Omit all pictures and give the records below again exactly as written.

----------

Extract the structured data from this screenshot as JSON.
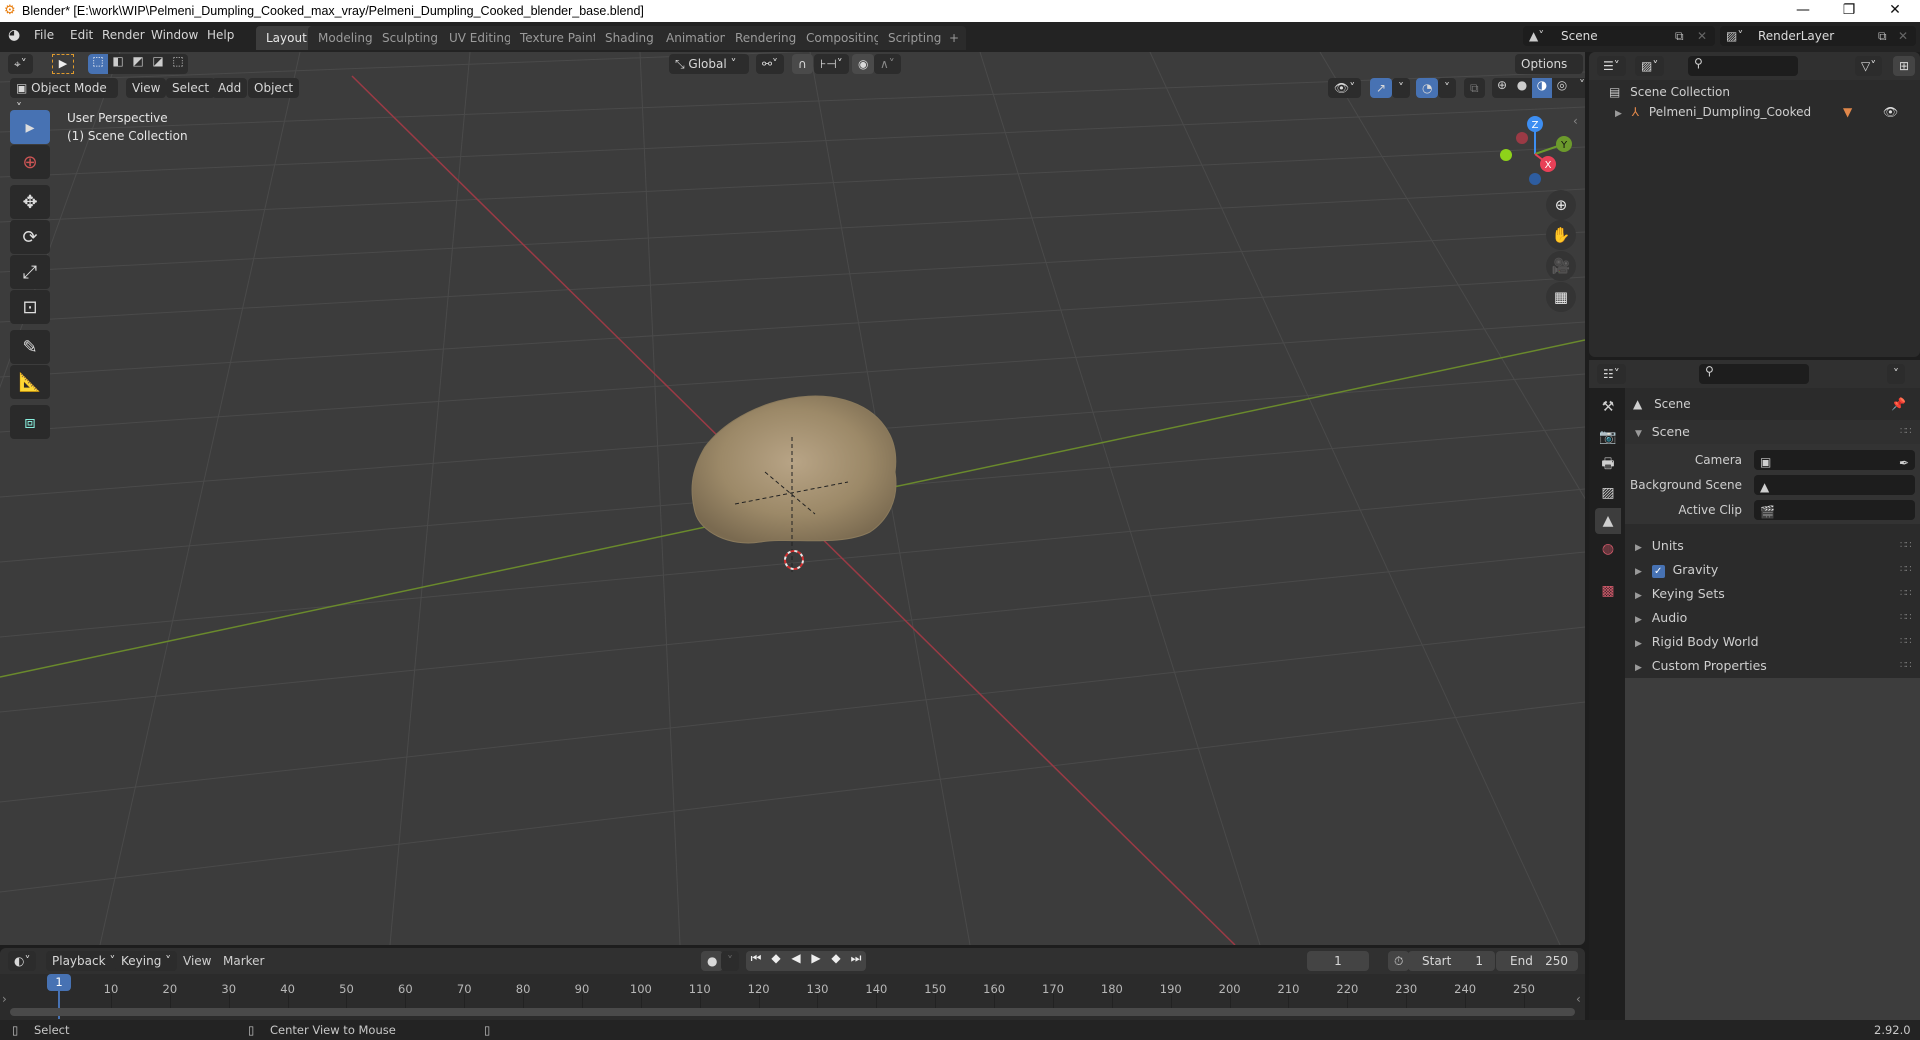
{
  "window": {
    "title": "Blender* [E:\\work\\WIP\\Pelmeni_Dumpling_Cooked_max_vray/Pelmeni_Dumpling_Cooked_blender_base.blend]",
    "minimize": "—",
    "restore": "❐",
    "close": "✕"
  },
  "menu": [
    "File",
    "Edit",
    "Render",
    "Window",
    "Help"
  ],
  "workspaces": [
    {
      "label": "Layout",
      "active": true
    },
    {
      "label": "Modeling"
    },
    {
      "label": "Sculpting"
    },
    {
      "label": "UV Editing"
    },
    {
      "label": "Texture Paint"
    },
    {
      "label": "Shading"
    },
    {
      "label": "Animation"
    },
    {
      "label": "Rendering"
    },
    {
      "label": "Compositing"
    },
    {
      "label": "Scripting"
    }
  ],
  "add_workspace": "+",
  "scene_selector": {
    "value": "Scene"
  },
  "view_layer_selector": {
    "value": "RenderLayer"
  },
  "viewport": {
    "transform_orientation": "Global",
    "options_label": "Options",
    "mode": "Object Mode",
    "header_menus": [
      "View",
      "Select",
      "Add",
      "Object"
    ],
    "overlay_text": [
      "User Perspective",
      "(1) Scene Collection"
    ],
    "gizmo_axes": [
      "Z",
      "Y",
      "X"
    ],
    "tools": [
      "select-box",
      "cursor",
      "move",
      "rotate",
      "scale",
      "transform",
      "annotate",
      "measure",
      "add-cube"
    ],
    "nav_buttons": [
      "zoom",
      "pan",
      "camera",
      "ortho-grid"
    ]
  },
  "outliner": {
    "root": "Scene Collection",
    "items": [
      {
        "label": "Pelmeni_Dumpling_Cooked",
        "visible": true
      }
    ]
  },
  "properties": {
    "context": "Scene",
    "section": "Scene",
    "fields": [
      {
        "label": "Camera",
        "value": ""
      },
      {
        "label": "Background Scene",
        "value": ""
      },
      {
        "label": "Active Clip",
        "value": ""
      }
    ],
    "panels": [
      {
        "label": "Units"
      },
      {
        "label": "Gravity",
        "checkbox": true
      },
      {
        "label": "Keying Sets"
      },
      {
        "label": "Audio"
      },
      {
        "label": "Rigid Body World"
      },
      {
        "label": "Custom Properties"
      }
    ]
  },
  "timeline": {
    "menus": [
      "Playback",
      "Keying",
      "View",
      "Marker"
    ],
    "current_frame": "1",
    "start_label": "Start",
    "start": "1",
    "end_label": "End",
    "end": "250",
    "playhead": "1",
    "ticks": [
      "10",
      "20",
      "30",
      "40",
      "50",
      "60",
      "70",
      "80",
      "90",
      "100",
      "110",
      "120",
      "130",
      "140",
      "150",
      "160",
      "170",
      "180",
      "190",
      "200",
      "210",
      "220",
      "230",
      "240",
      "250"
    ]
  },
  "status": {
    "left": "Select",
    "middle": "Center View to Mouse",
    "version": "2.92.0"
  }
}
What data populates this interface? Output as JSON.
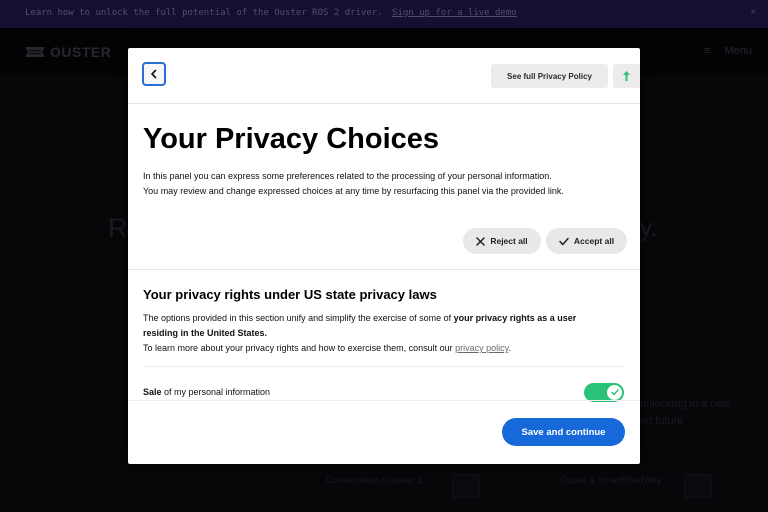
{
  "banner": {
    "text": "Learn how to unlock the full potential of the Ouster ROS 2 driver.",
    "link": "Sign up for a live demo",
    "close": "×"
  },
  "site": {
    "logo": "OUSTER",
    "menu_label": "Menu",
    "menu_icon": "≡"
  },
  "background": {
    "hero_left": "R",
    "hero_right": "y.",
    "copy_line1": "unlocking in a new",
    "copy_line2": "nd future",
    "card1_line1": "Conversation • Ouster 1",
    "card1_line2": "",
    "card2_line1": "Ouster & SmartRoadWay",
    "card2_line2": ""
  },
  "modal": {
    "policy_button": "See full Privacy Policy",
    "title": "Your Privacy Choices",
    "intro_line1": "In this panel you can express some preferences related to the processing of your personal information.",
    "intro_line2": "You may review and change expressed choices at any time by resurfacing this panel via the provided link.",
    "reject_label": "Reject all",
    "accept_label": "Accept all",
    "section_title": "Your privacy rights under US state privacy laws",
    "section_body_plain": "The options provided in this section unify and simplify the exercise of some of ",
    "section_body_bold": "your privacy rights as a user residing in the United States.",
    "section_body_line2": "To learn more about your privacy rights and how to exercise them, consult our ",
    "section_link": "privacy policy",
    "section_end": ".",
    "sale_bold": "Sale",
    "sale_text": " of my personal information",
    "sale_toggle_on": true,
    "save_label": "Save and continue"
  },
  "colors": {
    "accent_blue": "#1769d9",
    "toggle_green": "#29c276",
    "banner_bg": "#1f1a4a"
  }
}
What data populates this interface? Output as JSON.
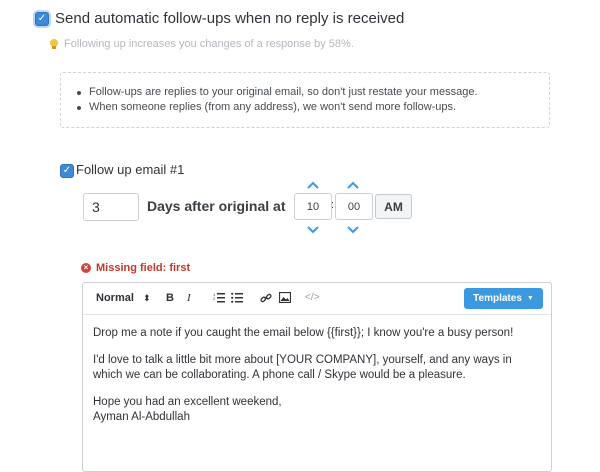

----------

Correct response:
Extract the structured data from this screenshot as JSON.
{
  "window": {
    "title": "Blender* [E:\\work\\WIP\\Pelmeni_Dumpling_Cooked_max_vray/Pelmeni_Dumpling_Cooked_blender_base.blend]",
    "minimize": "—",
    "restore": "❐",
    "close": "✕"
  },
  "menu": [
    "File",
    "Edit",
    "Render",
    "Window",
    "Help"
  ],
  "workspaces": [
    {
      "label": "Layout",
      "active": true
    },
    {
      "label": "Modeling"
    },
    {
      "label": "Sculpting"
    },
    {
      "label": "UV Editing"
    },
    {
      "label": "Texture Paint"
    },
    {
      "label": "Shading"
    },
    {
      "label": "Animation"
    },
    {
      "label": "Rendering"
    },
    {
      "label": "Compositing"
    },
    {
      "label": "Scripting"
    }
  ],
  "add_workspace": "+",
  "scene_selector": {
    "value": "Scene"
  },
  "view_layer_selector": {
    "value": "RenderLayer"
  },
  "viewport": {
    "transform_orientation": "Global",
    "options_label": "Options",
    "mode": "Object Mode",
    "header_menus": [
      "View",
      "Select",
      "Add",
      "Object"
    ],
    "overlay_text": [
      "User Perspective",
      "(1) Scene Collection"
    ],
    "gizmo_axes": [
      "Z",
      "Y",
      "X"
    ],
    "tools": [
      "select-box",
      "cursor",
      "move",
      "rotate",
      "scale",
      "transform",
      "annotate",
      "measure",
      "add-cube"
    ],
    "nav_buttons": [
      "zoom",
      "pan",
      "camera",
      "ortho-grid"
    ]
  },
  "outliner": {
    "root": "Scene Collection",
    "items": [
      {
        "label": "Pelmeni_Dumpling_Cooked",
        "visible": true
      }
    ]
  },
  "properties": {
    "context": "Scene",
    "section": "Scene",
    "fields": [
      {
        "label": "Camera",
        "value": ""
      },
      {
        "label": "Background Scene",
        "value": ""
      },
      {
        "label": "Active Clip",
        "value": ""
      }
    ],
    "panels": [
      {
        "label": "Units"
      },
      {
        "label": "Gravity",
        "checkbox": true
      },
      {
        "label": "Keying Sets"
      },
      {
        "label": "Audio"
      },
      {
        "label": "Rigid Body World"
      },
      {
        "label": "Custom Properties"
      }
    ]
  },
  "timeline": {
    "menus": [
      "Playback",
      "Keying",
      "View",
      "Marker"
    ],
    "current_frame": "1",
    "start_label": "Start",
    "start": "1",
    "end_label": "End",
    "end": "250",
    "playhead": "1",
    "ticks": [
      "10",
      "20",
      "30",
      "40",
      "50",
      "60",
      "70",
      "80",
      "90",
      "100",
      "110",
      "120",
      "130",
      "140",
      "150",
      "160",
      "170",
      "180",
      "190",
      "200",
      "210",
      "220",
      "230",
      "240",
      "250"
    ]
  },
  "status": {
    "left": "Select",
    "middle": "Center View to Mouse",
    "version": "2.92.0"
  }
}
What data populates this interface? Output as JSON.
{
  "banner": {
    "text": "Learn how to unlock the full potential of the Ouster ROS 2 driver.",
    "link": "Sign up for a live demo",
    "close": "×"
  },
  "site": {
    "logo": "OUSTER",
    "menu_label": "Menu",
    "menu_icon": "≡"
  },
  "background": {
    "hero_left": "R",
    "hero_right": "y.",
    "copy_line1": "unlocking in a new",
    "copy_line2": "nd future",
    "card1_line1": "Conversation • Ouster 1",
    "card1_line2": "",
    "card2_line1": "Ouster & SmartRoadWay",
    "card2_line2": ""
  },
  "modal": {
    "policy_button": "See full Privacy Policy",
    "title": "Your Privacy Choices",
    "intro_line1": "In this panel you can express some preferences related to the processing of your personal information.",
    "intro_line2": "You may review and change expressed choices at any time by resurfacing this panel via the provided link.",
    "reject_label": "Reject all",
    "accept_label": "Accept all",
    "section_title": "Your privacy rights under US state privacy laws",
    "section_body_plain": "The options provided in this section unify and simplify the exercise of some of ",
    "section_body_bold": "your privacy rights as a user residing in the United States.",
    "section_body_line2": "To learn more about your privacy rights and how to exercise them, consult our ",
    "section_link": "privacy policy",
    "section_end": ".",
    "sale_bold": "Sale",
    "sale_text": " of my personal information",
    "sale_toggle_on": true,
    "save_label": "Save and continue"
  },
  "colors": {
    "accent_blue": "#1769d9",
    "toggle_green": "#29c276",
    "banner_bg": "#1f1a4a"
  }
}
What data populates this interface? Output as JSON.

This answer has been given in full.